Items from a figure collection
——
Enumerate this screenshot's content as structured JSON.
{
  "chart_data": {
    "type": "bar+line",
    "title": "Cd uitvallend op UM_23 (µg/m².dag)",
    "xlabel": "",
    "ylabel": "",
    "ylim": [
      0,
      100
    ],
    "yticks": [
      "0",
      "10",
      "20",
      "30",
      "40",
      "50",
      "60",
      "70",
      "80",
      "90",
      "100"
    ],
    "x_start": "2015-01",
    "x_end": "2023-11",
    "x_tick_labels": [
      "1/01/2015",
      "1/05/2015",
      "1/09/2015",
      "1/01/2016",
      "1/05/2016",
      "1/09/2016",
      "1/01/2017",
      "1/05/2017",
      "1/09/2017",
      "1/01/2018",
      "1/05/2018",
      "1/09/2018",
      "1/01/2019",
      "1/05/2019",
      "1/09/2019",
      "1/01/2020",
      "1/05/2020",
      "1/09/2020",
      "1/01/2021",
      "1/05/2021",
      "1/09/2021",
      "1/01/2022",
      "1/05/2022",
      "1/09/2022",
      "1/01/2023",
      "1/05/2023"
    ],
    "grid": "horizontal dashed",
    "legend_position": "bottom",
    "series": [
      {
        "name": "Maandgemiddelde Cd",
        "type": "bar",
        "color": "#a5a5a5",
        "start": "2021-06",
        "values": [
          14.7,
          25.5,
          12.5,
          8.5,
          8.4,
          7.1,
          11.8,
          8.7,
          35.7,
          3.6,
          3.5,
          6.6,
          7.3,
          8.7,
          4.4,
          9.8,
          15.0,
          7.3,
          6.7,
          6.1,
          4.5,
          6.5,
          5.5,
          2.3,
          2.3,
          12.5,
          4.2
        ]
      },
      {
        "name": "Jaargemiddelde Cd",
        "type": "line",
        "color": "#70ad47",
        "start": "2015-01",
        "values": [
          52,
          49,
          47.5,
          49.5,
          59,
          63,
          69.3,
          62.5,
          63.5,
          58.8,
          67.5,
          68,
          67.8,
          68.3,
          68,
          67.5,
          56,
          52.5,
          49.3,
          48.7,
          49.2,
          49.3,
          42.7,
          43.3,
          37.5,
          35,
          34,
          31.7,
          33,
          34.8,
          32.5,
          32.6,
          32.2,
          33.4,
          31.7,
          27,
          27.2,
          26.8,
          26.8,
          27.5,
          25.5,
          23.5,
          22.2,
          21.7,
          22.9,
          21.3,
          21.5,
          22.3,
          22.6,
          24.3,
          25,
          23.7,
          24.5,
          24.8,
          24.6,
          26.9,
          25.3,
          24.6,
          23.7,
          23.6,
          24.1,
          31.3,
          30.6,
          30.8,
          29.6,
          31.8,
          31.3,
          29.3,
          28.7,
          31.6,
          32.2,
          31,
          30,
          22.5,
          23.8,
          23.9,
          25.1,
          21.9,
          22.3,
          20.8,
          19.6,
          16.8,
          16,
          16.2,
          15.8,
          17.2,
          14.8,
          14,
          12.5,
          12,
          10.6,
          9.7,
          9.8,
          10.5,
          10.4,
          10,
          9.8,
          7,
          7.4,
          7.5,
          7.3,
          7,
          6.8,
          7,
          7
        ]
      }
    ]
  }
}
——
Exercise details:
Repeat the records above in full, character for character.

Task solution:
Enumerate this screenshot's content as structured JSON.
{
  "chart_data": {
    "type": "bar+line",
    "title": "Cd uitvallend op UM_23 (µg/m².dag)",
    "xlabel": "",
    "ylabel": "",
    "ylim": [
      0,
      100
    ],
    "yticks": [
      "0",
      "10",
      "20",
      "30",
      "40",
      "50",
      "60",
      "70",
      "80",
      "90",
      "100"
    ],
    "x_start": "2015-01",
    "x_end": "2023-11",
    "x_tick_labels": [
      "1/01/2015",
      "1/05/2015",
      "1/09/2015",
      "1/01/2016",
      "1/05/2016",
      "1/09/2016",
      "1/01/2017",
      "1/05/2017",
      "1/09/2017",
      "1/01/2018",
      "1/05/2018",
      "1/09/2018",
      "1/01/2019",
      "1/05/2019",
      "1/09/2019",
      "1/01/2020",
      "1/05/2020",
      "1/09/2020",
      "1/01/2021",
      "1/05/2021",
      "1/09/2021",
      "1/01/2022",
      "1/05/2022",
      "1/09/2022",
      "1/01/2023",
      "1/05/2023"
    ],
    "grid": "horizontal dashed",
    "legend_position": "bottom",
    "series": [
      {
        "name": "Maandgemiddelde Cd",
        "type": "bar",
        "color": "#a5a5a5",
        "start": "2021-06",
        "values": [
          14.7,
          25.5,
          12.5,
          8.5,
          8.4,
          7.1,
          11.8,
          8.7,
          35.7,
          3.6,
          3.5,
          6.6,
          7.3,
          8.7,
          4.4,
          9.8,
          15.0,
          7.3,
          6.7,
          6.1,
          4.5,
          6.5,
          5.5,
          2.3,
          2.3,
          12.5,
          4.2
        ]
      },
      {
        "name": "Jaargemiddelde Cd",
        "type": "line",
        "color": "#70ad47",
        "start": "2015-01",
        "values": [
          52,
          49,
          47.5,
          49.5,
          59,
          63,
          69.3,
          62.5,
          63.5,
          58.8,
          67.5,
          68,
          67.8,
          68.3,
          68,
          67.5,
          56,
          52.5,
          49.3,
          48.7,
          49.2,
          49.3,
          42.7,
          43.3,
          37.5,
          35,
          34,
          31.7,
          33,
          34.8,
          32.5,
          32.6,
          32.2,
          33.4,
          31.7,
          27,
          27.2,
          26.8,
          26.8,
          27.5,
          25.5,
          23.5,
          22.2,
          21.7,
          22.9,
          21.3,
          21.5,
          22.3,
          22.6,
          24.3,
          25,
          23.7,
          24.5,
          24.8,
          24.6,
          26.9,
          25.3,
          24.6,
          23.7,
          23.6,
          24.1,
          31.3,
          30.6,
          30.8,
          29.6,
          31.8,
          31.3,
          29.3,
          28.7,
          31.6,
          32.2,
          31,
          30,
          22.5,
          23.8,
          23.9,
          25.1,
          21.9,
          22.3,
          20.8,
          19.6,
          16.8,
          16,
          16.2,
          15.8,
          17.2,
          14.8,
          14,
          12.5,
          12,
          10.6,
          9.7,
          9.8,
          10.5,
          10.4,
          10,
          9.8,
          7,
          7.4,
          7.5,
          7.3,
          7,
          6.8,
          7,
          7
        ]
      }
    ]
  }
}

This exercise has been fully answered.